[start]
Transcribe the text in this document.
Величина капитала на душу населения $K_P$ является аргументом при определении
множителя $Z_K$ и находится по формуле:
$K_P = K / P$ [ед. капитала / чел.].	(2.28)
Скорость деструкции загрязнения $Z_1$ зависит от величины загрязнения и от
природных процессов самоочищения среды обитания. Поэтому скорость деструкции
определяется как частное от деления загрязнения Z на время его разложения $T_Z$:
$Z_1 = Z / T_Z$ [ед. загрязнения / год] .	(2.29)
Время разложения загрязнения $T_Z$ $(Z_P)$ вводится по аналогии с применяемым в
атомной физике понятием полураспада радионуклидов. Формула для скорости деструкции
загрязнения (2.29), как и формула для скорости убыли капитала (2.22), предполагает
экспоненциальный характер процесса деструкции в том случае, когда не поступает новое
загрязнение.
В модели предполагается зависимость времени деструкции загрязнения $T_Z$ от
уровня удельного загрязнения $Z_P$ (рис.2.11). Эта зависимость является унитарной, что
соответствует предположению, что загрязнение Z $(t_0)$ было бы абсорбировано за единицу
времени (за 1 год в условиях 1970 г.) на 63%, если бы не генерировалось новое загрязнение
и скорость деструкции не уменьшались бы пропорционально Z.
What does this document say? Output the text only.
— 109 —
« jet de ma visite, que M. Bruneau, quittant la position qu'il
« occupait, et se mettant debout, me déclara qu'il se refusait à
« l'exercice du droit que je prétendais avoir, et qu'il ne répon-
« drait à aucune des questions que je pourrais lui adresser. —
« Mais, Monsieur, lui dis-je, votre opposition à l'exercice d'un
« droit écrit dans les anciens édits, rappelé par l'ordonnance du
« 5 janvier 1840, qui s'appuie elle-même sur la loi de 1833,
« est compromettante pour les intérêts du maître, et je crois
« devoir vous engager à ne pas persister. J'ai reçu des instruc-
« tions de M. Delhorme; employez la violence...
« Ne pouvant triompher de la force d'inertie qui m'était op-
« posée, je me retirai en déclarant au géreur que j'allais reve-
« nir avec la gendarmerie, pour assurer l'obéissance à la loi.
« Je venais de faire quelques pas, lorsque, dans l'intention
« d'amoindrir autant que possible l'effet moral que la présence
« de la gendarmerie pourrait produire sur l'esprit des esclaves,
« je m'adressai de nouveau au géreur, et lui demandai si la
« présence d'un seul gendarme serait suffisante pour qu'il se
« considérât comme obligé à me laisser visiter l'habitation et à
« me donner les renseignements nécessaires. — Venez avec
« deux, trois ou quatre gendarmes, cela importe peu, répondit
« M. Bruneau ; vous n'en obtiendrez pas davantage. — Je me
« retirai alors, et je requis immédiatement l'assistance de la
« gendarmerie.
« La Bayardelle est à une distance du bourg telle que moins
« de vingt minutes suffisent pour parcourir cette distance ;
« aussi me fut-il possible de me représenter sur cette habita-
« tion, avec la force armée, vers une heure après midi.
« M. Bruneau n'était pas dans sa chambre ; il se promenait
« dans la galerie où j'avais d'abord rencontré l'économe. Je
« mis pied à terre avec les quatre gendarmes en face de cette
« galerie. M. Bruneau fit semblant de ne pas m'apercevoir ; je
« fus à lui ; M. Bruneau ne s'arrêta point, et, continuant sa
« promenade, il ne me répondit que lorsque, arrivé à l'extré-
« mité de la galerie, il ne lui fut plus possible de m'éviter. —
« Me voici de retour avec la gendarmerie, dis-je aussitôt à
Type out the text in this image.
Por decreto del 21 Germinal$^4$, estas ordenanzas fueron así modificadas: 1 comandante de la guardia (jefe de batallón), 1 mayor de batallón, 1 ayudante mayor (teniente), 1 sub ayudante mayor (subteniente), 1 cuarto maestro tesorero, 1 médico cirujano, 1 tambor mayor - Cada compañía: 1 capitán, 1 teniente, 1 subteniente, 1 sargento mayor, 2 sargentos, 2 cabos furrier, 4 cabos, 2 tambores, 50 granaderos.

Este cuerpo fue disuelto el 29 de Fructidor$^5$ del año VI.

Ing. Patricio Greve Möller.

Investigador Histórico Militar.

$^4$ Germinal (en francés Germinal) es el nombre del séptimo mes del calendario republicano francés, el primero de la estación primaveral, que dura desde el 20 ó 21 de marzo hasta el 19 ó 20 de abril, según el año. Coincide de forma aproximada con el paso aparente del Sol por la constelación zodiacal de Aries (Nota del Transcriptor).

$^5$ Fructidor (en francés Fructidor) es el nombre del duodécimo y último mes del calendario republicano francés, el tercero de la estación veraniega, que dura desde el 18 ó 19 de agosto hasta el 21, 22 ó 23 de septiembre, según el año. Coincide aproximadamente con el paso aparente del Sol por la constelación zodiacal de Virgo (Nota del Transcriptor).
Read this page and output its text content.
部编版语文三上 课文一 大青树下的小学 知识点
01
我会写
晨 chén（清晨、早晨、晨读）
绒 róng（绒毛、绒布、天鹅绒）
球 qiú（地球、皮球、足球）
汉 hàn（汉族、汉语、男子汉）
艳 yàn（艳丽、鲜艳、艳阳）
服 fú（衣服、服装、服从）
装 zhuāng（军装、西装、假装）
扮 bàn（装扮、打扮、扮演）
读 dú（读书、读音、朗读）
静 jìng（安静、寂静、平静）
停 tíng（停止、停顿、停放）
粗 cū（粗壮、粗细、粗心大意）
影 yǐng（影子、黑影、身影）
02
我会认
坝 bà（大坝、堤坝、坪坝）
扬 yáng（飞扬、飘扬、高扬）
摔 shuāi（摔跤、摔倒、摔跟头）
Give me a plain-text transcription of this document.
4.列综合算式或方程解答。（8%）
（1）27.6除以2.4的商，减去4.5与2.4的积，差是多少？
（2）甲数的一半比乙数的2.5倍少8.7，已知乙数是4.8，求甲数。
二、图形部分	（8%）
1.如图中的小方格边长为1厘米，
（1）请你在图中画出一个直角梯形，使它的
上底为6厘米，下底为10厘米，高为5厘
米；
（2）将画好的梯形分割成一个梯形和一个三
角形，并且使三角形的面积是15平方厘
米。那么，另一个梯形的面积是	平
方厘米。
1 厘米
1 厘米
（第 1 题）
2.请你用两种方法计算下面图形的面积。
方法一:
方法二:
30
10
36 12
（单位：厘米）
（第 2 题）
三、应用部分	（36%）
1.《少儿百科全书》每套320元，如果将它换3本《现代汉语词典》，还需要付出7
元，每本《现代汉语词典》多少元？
[end]
- Exercise description: Everything from the line with "Read this page and output its text content." to the end of the listing above needs to be duplicated exactly, both end lines included, with nothing more.

- Result:
Read this page and output its text content.
部编版语文三上 课文一 大青树下的小学 知识点
01
我会写
晨 chén（清晨、早晨、晨读）
绒 róng（绒毛、绒布、天鹅绒）
球 qiú（地球、皮球、足球）
汉 hàn（汉族、汉语、男子汉）
艳 yàn（艳丽、鲜艳、艳阳）
服 fú（衣服、服装、服从）
装 zhuāng（军装、西装、假装）
扮 bàn（装扮、打扮、扮演）
读 dú（读书、读音、朗读）
静 jìng（安静、寂静、平静）
停 tíng（停止、停顿、停放）
粗 cū（粗壮、粗细、粗心大意）
影 yǐng（影子、黑影、身影）
02
我会认
坝 bà（大坝、堤坝、坪坝）
扬 yáng（飞扬、飘扬、高扬）
摔 shuāi（摔跤、摔倒、摔跟头）
Give me a plain-text transcription of this document.
4.列综合算式或方程解答。（8%）
（1）27.6除以2.4的商，减去4.5与2.4的积，差是多少？
（2）甲数的一半比乙数的2.5倍少8.7，已知乙数是4.8，求甲数。
二、图形部分	（8%）
1.如图中的小方格边长为1厘米，
（1）请你在图中画出一个直角梯形，使它的
上底为6厘米，下底为10厘米，高为5厘
米；
（2）将画好的梯形分割成一个梯形和一个三
角形，并且使三角形的面积是15平方厘
米。那么，另一个梯形的面积是	平
方厘米。
1 厘米
1 厘米
（第 1 题）
2.请你用两种方法计算下面图形的面积。
方法一:
方法二:
30
10
36 12
（单位：厘米）
（第 2 题）
三、应用部分	（36%）
1.《少儿百科全书》每套320元，如果将它换3本《现代汉语词典》，还需要付出7
元，每本《现代汉语词典》多少元？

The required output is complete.